How many lines in the records below contain the word "York"? Answer with the number alone.

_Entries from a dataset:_
********************
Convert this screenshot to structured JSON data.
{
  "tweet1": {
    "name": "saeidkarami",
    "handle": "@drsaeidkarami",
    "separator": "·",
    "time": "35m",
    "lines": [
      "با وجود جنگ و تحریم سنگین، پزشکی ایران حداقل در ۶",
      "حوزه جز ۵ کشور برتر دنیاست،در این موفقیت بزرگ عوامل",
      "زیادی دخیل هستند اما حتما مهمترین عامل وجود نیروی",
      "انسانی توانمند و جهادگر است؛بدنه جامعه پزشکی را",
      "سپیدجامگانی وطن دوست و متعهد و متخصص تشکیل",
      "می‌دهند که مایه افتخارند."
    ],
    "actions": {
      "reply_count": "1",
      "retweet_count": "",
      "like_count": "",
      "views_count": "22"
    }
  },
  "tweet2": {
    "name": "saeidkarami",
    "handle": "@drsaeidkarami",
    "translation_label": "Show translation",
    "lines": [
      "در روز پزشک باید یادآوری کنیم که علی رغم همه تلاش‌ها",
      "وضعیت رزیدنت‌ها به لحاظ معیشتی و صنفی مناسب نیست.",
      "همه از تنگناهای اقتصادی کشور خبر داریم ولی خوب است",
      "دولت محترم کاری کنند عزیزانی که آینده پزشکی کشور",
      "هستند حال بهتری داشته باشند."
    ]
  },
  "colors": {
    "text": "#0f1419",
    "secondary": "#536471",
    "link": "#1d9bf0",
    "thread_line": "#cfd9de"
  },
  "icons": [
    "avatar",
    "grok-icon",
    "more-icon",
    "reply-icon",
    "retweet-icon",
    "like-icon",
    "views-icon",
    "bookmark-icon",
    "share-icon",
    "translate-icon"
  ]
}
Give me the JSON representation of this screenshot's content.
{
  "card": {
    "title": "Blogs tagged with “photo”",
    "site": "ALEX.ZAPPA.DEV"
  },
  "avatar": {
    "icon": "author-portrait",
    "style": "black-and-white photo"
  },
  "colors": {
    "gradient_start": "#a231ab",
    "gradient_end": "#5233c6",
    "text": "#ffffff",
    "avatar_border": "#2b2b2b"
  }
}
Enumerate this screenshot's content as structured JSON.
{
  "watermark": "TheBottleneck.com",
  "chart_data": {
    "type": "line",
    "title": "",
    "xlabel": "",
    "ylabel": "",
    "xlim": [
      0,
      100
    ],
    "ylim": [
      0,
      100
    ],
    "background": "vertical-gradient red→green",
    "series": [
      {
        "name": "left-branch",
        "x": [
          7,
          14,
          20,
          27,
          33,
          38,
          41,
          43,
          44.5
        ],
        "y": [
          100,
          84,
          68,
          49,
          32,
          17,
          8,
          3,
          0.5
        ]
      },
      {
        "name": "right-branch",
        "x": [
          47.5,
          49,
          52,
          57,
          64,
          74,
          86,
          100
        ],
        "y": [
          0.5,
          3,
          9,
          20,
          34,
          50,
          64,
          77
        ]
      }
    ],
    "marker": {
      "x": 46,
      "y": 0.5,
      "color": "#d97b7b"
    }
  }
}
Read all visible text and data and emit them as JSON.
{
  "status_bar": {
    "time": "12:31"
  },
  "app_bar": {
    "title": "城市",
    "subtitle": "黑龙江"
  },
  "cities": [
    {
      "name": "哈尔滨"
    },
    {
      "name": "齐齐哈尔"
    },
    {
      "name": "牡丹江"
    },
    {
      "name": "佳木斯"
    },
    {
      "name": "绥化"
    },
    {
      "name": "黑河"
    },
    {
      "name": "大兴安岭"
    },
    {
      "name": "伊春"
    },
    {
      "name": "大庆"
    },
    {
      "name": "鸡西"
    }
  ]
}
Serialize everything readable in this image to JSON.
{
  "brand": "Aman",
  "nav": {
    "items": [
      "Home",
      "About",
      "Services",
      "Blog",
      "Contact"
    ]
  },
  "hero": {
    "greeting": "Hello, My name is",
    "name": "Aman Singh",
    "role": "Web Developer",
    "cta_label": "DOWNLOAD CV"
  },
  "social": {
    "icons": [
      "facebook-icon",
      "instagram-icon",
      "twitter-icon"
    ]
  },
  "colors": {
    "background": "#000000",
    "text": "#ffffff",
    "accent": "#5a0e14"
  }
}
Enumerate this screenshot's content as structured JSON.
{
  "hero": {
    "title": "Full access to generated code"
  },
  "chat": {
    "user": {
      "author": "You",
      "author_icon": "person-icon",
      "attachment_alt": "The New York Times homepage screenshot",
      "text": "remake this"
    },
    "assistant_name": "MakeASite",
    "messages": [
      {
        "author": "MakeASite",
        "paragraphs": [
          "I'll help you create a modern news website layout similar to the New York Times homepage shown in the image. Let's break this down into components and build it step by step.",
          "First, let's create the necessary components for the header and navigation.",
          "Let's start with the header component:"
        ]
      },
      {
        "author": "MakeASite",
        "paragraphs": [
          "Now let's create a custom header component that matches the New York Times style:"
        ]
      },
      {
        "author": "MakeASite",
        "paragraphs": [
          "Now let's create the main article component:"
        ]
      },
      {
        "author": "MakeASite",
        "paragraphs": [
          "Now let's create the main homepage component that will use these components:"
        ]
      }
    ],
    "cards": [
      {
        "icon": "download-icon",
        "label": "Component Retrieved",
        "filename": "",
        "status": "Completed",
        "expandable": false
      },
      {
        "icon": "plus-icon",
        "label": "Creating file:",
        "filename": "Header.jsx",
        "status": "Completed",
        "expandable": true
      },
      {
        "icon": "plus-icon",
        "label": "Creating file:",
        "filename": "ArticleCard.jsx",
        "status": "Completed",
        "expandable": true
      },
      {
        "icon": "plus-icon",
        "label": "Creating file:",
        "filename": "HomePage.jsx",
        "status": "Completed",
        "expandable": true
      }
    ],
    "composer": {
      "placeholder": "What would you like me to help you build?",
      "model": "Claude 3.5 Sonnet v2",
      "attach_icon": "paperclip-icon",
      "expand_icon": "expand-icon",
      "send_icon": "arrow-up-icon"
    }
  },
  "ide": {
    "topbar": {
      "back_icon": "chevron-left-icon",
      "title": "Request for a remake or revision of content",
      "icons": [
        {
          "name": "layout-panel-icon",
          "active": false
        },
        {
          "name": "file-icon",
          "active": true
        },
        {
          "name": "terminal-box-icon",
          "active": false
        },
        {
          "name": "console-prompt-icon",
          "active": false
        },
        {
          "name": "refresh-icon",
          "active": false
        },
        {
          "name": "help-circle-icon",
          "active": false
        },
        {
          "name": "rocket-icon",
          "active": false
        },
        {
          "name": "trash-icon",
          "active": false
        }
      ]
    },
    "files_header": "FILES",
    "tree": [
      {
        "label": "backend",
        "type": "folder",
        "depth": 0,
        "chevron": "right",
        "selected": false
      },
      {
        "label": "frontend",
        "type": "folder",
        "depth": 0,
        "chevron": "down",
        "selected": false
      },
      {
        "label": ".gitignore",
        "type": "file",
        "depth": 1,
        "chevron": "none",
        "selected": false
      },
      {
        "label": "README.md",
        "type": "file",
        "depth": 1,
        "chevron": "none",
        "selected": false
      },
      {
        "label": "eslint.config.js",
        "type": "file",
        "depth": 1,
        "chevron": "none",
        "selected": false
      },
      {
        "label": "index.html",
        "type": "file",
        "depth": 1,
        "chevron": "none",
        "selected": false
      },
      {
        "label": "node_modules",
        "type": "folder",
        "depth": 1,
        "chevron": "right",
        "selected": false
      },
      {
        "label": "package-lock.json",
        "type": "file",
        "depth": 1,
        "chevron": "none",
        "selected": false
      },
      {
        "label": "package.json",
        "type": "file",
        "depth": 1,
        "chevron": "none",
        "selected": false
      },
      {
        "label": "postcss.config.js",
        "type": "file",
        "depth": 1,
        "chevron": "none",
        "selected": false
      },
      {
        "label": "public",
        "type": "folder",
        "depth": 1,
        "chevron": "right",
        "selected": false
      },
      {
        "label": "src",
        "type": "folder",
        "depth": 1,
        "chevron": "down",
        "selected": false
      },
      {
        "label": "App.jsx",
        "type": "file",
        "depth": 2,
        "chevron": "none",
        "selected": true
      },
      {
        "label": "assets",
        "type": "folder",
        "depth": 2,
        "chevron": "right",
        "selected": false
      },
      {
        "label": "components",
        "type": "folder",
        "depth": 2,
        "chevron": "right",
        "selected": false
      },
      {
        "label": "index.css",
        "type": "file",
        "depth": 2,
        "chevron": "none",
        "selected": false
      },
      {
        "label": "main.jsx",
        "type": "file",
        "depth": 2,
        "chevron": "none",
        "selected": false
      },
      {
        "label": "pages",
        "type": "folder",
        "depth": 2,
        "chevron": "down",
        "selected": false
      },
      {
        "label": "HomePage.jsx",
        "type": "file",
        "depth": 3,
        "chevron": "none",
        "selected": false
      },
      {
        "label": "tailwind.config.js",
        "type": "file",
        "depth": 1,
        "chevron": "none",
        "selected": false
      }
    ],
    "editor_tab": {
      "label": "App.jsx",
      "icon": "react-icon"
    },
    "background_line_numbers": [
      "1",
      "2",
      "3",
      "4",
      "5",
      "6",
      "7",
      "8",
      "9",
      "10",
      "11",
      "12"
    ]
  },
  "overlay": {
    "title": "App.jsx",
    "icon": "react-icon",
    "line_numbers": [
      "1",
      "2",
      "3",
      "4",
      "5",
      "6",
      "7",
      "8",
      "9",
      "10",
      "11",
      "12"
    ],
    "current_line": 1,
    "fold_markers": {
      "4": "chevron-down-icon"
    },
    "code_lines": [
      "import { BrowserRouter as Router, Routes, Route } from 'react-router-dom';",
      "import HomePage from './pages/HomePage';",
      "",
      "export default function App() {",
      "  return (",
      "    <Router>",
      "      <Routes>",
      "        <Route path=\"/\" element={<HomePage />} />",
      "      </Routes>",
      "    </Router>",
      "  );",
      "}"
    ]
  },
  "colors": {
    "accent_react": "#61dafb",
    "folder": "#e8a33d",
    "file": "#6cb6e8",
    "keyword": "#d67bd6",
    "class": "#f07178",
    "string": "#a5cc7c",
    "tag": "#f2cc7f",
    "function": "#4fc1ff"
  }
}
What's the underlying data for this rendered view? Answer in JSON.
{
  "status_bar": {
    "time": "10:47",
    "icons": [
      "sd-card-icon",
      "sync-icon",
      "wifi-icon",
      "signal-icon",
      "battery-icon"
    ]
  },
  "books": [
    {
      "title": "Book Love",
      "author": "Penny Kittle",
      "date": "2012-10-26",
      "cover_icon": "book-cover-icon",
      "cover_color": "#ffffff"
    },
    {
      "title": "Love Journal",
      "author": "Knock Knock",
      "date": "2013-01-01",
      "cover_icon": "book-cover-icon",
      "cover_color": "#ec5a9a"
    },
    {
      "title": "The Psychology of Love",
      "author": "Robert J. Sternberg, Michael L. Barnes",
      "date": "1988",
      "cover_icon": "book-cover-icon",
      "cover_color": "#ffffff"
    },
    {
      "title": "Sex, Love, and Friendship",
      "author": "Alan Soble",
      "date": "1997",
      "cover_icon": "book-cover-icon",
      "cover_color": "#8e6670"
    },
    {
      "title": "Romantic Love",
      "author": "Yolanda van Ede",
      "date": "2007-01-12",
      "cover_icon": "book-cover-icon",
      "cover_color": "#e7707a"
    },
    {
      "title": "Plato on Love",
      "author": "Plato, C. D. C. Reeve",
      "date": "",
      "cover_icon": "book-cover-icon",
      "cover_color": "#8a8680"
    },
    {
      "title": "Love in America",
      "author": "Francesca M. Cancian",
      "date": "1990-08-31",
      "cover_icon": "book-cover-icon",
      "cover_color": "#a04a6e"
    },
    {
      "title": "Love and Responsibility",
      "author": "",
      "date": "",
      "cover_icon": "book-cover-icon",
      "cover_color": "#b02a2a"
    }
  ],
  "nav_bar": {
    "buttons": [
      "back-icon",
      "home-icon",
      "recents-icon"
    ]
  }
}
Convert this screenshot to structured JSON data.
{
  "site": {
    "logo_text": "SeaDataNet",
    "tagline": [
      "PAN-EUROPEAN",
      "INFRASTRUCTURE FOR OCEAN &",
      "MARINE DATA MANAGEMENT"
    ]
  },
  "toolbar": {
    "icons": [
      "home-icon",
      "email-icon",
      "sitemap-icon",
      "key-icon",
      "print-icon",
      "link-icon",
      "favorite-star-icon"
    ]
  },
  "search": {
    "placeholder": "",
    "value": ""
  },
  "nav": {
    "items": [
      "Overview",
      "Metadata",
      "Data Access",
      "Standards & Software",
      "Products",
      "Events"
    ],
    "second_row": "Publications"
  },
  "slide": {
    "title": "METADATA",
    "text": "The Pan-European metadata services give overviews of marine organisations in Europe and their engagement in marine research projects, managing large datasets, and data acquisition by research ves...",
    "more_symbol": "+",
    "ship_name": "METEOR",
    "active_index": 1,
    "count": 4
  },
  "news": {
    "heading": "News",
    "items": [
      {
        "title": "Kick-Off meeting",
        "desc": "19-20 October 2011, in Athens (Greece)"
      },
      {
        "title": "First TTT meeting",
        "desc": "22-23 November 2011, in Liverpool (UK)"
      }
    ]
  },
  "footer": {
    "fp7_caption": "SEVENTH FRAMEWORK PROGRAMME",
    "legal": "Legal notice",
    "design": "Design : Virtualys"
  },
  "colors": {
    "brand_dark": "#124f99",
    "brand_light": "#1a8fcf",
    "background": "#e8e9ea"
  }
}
********************
_The solution:_ 3